[WRITTEN INSTRUCTION]: Count how many lines hold the string "this", and give only that number.

----

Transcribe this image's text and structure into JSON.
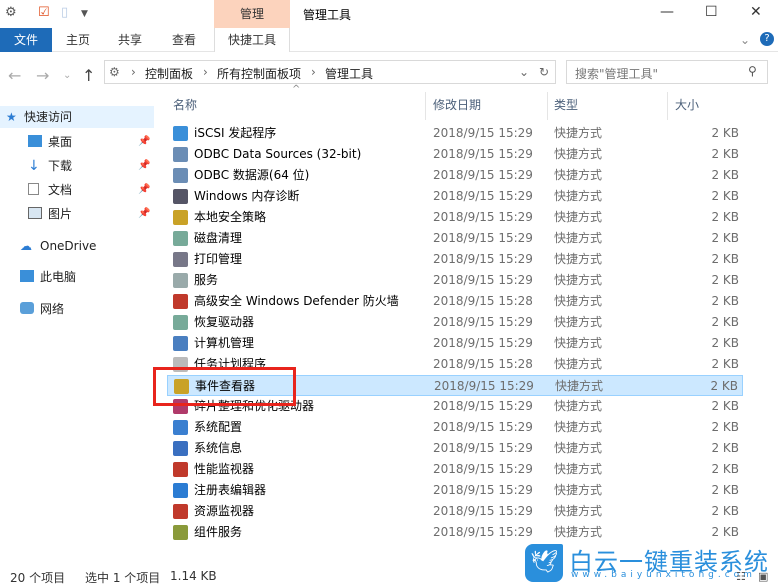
{
  "window": {
    "title": "管理工具",
    "context_tab_group": "管理"
  },
  "ribbon": {
    "tabs": [
      "文件",
      "主页",
      "共享",
      "查看",
      "快捷工具"
    ]
  },
  "address": {
    "crumbs": [
      "控制面板",
      "所有控制面板项",
      "管理工具"
    ],
    "search_placeholder": "搜索\"管理工具\""
  },
  "sidebar": {
    "items": [
      {
        "label": "快速访问",
        "icon": "star-icon"
      },
      {
        "label": "桌面",
        "icon": "desktop-icon"
      },
      {
        "label": "下载",
        "icon": "download-icon"
      },
      {
        "label": "文档",
        "icon": "document-icon"
      },
      {
        "label": "图片",
        "icon": "picture-icon"
      },
      {
        "label": "OneDrive",
        "icon": "cloud-icon"
      },
      {
        "label": "此电脑",
        "icon": "computer-icon"
      },
      {
        "label": "网络",
        "icon": "network-icon"
      }
    ]
  },
  "columns": {
    "name": "名称",
    "date": "修改日期",
    "type": "类型",
    "size": "大小"
  },
  "files": [
    {
      "name": "iSCSI 发起程序",
      "date": "2018/9/15 15:29",
      "type": "快捷方式",
      "size": "2 KB"
    },
    {
      "name": "ODBC Data Sources (32-bit)",
      "date": "2018/9/15 15:29",
      "type": "快捷方式",
      "size": "2 KB"
    },
    {
      "name": "ODBC 数据源(64 位)",
      "date": "2018/9/15 15:29",
      "type": "快捷方式",
      "size": "2 KB"
    },
    {
      "name": "Windows 内存诊断",
      "date": "2018/9/15 15:29",
      "type": "快捷方式",
      "size": "2 KB"
    },
    {
      "name": "本地安全策略",
      "date": "2018/9/15 15:29",
      "type": "快捷方式",
      "size": "2 KB"
    },
    {
      "name": "磁盘清理",
      "date": "2018/9/15 15:29",
      "type": "快捷方式",
      "size": "2 KB"
    },
    {
      "name": "打印管理",
      "date": "2018/9/15 15:29",
      "type": "快捷方式",
      "size": "2 KB"
    },
    {
      "name": "服务",
      "date": "2018/9/15 15:29",
      "type": "快捷方式",
      "size": "2 KB"
    },
    {
      "name": "高级安全 Windows Defender 防火墙",
      "date": "2018/9/15 15:28",
      "type": "快捷方式",
      "size": "2 KB"
    },
    {
      "name": "恢复驱动器",
      "date": "2018/9/15 15:29",
      "type": "快捷方式",
      "size": "2 KB"
    },
    {
      "name": "计算机管理",
      "date": "2018/9/15 15:29",
      "type": "快捷方式",
      "size": "2 KB"
    },
    {
      "name": "任务计划程序",
      "date": "2018/9/15 15:28",
      "type": "快捷方式",
      "size": "2 KB"
    },
    {
      "name": "事件查看器",
      "date": "2018/9/15 15:29",
      "type": "快捷方式",
      "size": "2 KB",
      "selected": true
    },
    {
      "name": "碎片整理和优化驱动器",
      "date": "2018/9/15 15:29",
      "type": "快捷方式",
      "size": "2 KB"
    },
    {
      "name": "系统配置",
      "date": "2018/9/15 15:29",
      "type": "快捷方式",
      "size": "2 KB"
    },
    {
      "name": "系统信息",
      "date": "2018/9/15 15:29",
      "type": "快捷方式",
      "size": "2 KB"
    },
    {
      "name": "性能监视器",
      "date": "2018/9/15 15:29",
      "type": "快捷方式",
      "size": "2 KB"
    },
    {
      "name": "注册表编辑器",
      "date": "2018/9/15 15:29",
      "type": "快捷方式",
      "size": "2 KB"
    },
    {
      "name": "资源监视器",
      "date": "2018/9/15 15:29",
      "type": "快捷方式",
      "size": "2 KB"
    },
    {
      "name": "组件服务",
      "date": "2018/9/15 15:29",
      "type": "快捷方式",
      "size": "2 KB"
    }
  ],
  "status": {
    "count": "20 个项目",
    "selected": "选中 1 个项目",
    "size": "1.14 KB"
  },
  "watermark": {
    "brand": "白云一键重装系统",
    "url": "www.baiyunxitong.com"
  },
  "colors": {
    "accent": "#1e6bb8",
    "selection": "#cce8ff",
    "highlight_box": "#e8241c",
    "context_tab": "#fcd3bd"
  }
}
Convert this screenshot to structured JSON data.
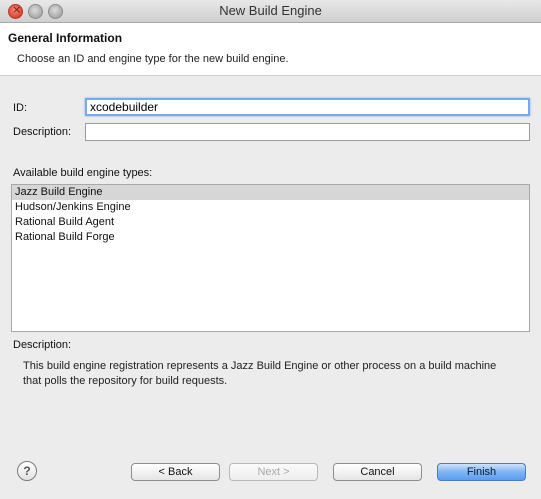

----

[CORRECT OUTPUT]: 2